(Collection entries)
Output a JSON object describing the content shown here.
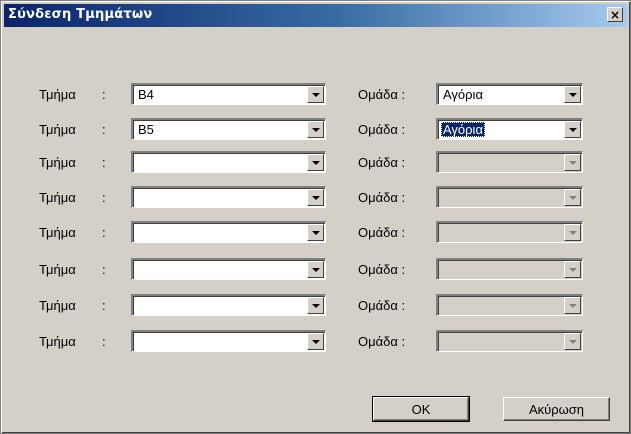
{
  "window": {
    "title": "Σύνδεση Τμημάτων",
    "close_glyph": "×"
  },
  "labels": {
    "tmima": "Τμήμα",
    "colon": ":",
    "omada": "Ομάδα :"
  },
  "rows": [
    {
      "tmima_value": "B4",
      "omada_value": "Αγόρια",
      "omada_enabled": true,
      "omada_selected": false
    },
    {
      "tmima_value": "B5",
      "omada_value": "Αγόρια",
      "omada_enabled": true,
      "omada_selected": true
    },
    {
      "tmima_value": "",
      "omada_value": "",
      "omada_enabled": false,
      "omada_selected": false
    },
    {
      "tmima_value": "",
      "omada_value": "",
      "omada_enabled": false,
      "omada_selected": false
    },
    {
      "tmima_value": "",
      "omada_value": "",
      "omada_enabled": false,
      "omada_selected": false
    },
    {
      "tmima_value": "",
      "omada_value": "",
      "omada_enabled": false,
      "omada_selected": false
    },
    {
      "tmima_value": "",
      "omada_value": "",
      "omada_enabled": false,
      "omada_selected": false
    },
    {
      "tmima_value": "",
      "omada_value": "",
      "omada_enabled": false,
      "omada_selected": false
    }
  ],
  "buttons": {
    "ok": "OK",
    "cancel": "Ακύρωση"
  }
}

### THE REQUEST
Without including any pictures, print each record exactly.

### ANSWER TO THE EXERCISE
Output a JSON object describing the content shown here.
{
  "window": {
    "title": "Σύνδεση Τμημάτων",
    "close_glyph": "×"
  },
  "labels": {
    "tmima": "Τμήμα",
    "colon": ":",
    "omada": "Ομάδα :"
  },
  "rows": [
    {
      "tmima_value": "B4",
      "omada_value": "Αγόρια",
      "omada_enabled": true,
      "omada_selected": false
    },
    {
      "tmima_value": "B5",
      "omada_value": "Αγόρια",
      "omada_enabled": true,
      "omada_selected": true
    },
    {
      "tmima_value": "",
      "omada_value": "",
      "omada_enabled": false,
      "omada_selected": false
    },
    {
      "tmima_value": "",
      "omada_value": "",
      "omada_enabled": false,
      "omada_selected": false
    },
    {
      "tmima_value": "",
      "omada_value": "",
      "omada_enabled": false,
      "omada_selected": false
    },
    {
      "tmima_value": "",
      "omada_value": "",
      "omada_enabled": false,
      "omada_selected": false
    },
    {
      "tmima_value": "",
      "omada_value": "",
      "omada_enabled": false,
      "omada_selected": false
    },
    {
      "tmima_value": "",
      "omada_value": "",
      "omada_enabled": false,
      "omada_selected": false
    }
  ],
  "buttons": {
    "ok": "OK",
    "cancel": "Ακύρωση"
  }
}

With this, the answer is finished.